** START Data to process **

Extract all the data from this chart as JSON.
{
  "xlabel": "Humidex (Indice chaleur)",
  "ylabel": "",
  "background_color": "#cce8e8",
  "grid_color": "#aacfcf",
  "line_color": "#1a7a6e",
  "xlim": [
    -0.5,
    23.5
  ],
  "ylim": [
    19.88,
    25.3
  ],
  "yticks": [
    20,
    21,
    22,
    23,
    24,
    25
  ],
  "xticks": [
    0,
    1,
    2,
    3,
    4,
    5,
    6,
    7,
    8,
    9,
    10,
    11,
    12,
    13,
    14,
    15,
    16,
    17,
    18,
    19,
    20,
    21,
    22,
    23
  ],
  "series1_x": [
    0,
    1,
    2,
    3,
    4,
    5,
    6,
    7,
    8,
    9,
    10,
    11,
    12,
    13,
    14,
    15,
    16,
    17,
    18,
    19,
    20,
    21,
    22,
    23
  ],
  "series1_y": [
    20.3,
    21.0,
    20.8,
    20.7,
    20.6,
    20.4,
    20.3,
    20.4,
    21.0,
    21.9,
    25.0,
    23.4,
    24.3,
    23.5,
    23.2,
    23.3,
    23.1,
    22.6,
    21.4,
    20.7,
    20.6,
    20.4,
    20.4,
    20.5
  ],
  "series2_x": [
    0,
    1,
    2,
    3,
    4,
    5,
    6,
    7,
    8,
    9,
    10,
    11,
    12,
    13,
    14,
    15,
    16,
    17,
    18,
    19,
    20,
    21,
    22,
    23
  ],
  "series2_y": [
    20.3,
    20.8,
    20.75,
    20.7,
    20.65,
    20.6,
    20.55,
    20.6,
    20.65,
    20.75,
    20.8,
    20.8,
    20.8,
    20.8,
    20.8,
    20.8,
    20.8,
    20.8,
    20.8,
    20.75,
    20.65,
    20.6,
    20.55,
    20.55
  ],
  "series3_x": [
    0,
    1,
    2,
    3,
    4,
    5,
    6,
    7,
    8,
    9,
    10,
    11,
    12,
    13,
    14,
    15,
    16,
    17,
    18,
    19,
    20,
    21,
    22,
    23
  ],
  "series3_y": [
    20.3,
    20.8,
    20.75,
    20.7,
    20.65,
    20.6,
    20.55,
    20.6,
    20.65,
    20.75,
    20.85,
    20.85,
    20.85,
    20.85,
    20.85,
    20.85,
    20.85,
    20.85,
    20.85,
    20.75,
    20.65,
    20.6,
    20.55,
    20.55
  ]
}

** END Data to process **
** START Data to process **

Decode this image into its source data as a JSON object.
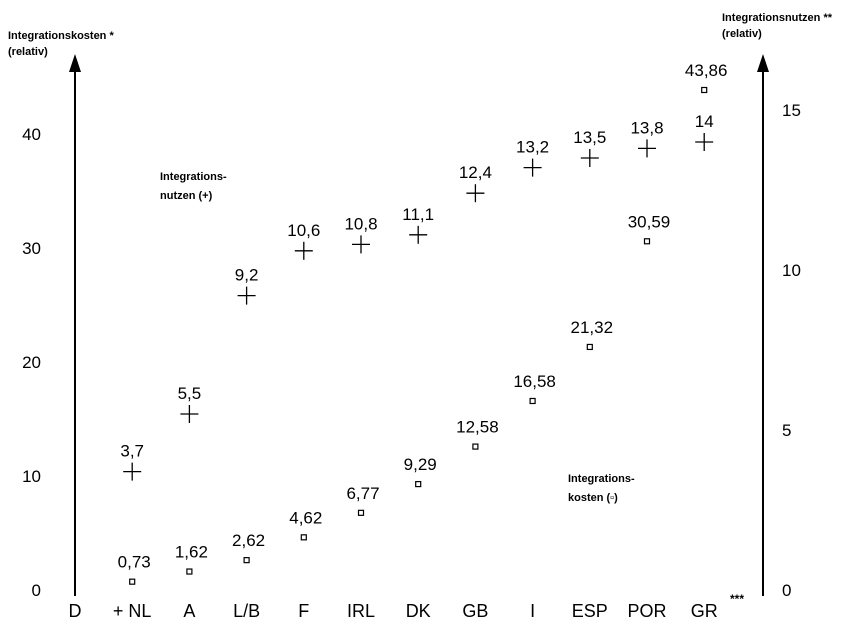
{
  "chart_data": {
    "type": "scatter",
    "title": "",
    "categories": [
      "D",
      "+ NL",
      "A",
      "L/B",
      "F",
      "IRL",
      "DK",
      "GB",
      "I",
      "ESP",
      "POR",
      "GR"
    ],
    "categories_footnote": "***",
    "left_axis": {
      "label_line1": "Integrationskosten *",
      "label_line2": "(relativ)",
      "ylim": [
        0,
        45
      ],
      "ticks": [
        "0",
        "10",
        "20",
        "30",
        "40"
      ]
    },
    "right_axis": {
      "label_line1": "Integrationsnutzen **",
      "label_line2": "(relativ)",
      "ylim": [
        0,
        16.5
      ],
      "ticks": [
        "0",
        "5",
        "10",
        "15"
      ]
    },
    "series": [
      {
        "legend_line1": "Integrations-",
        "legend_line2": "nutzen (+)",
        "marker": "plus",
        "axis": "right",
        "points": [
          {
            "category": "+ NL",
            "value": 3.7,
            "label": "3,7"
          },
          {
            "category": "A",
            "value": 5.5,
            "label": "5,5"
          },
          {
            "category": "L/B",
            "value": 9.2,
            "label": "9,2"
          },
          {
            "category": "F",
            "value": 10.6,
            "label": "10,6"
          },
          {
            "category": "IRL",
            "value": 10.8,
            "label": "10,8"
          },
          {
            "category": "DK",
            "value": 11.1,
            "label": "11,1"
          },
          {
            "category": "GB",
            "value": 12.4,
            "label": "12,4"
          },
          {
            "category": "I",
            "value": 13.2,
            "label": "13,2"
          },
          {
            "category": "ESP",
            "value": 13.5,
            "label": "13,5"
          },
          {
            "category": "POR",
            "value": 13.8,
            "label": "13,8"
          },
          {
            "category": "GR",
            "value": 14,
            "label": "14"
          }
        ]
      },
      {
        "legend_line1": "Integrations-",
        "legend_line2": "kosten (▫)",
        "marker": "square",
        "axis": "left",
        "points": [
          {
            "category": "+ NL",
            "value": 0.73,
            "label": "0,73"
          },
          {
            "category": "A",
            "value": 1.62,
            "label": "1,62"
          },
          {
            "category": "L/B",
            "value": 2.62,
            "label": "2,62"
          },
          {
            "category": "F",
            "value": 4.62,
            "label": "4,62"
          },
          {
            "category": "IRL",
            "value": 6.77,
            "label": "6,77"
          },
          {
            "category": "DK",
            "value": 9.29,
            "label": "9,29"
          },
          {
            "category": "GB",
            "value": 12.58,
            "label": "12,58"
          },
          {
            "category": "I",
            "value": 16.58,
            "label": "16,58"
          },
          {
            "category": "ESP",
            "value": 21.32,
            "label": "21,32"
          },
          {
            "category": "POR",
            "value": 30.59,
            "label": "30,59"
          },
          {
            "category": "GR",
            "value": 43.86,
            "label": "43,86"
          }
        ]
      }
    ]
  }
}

** END Data to process **

**Aim of the exercise:** Using the listing above, pick out each line that contains the word "this", then copy it.

**Exercise result:**
Extract all the data from this chart as JSON.
Decode this image into its source data as a JSON object.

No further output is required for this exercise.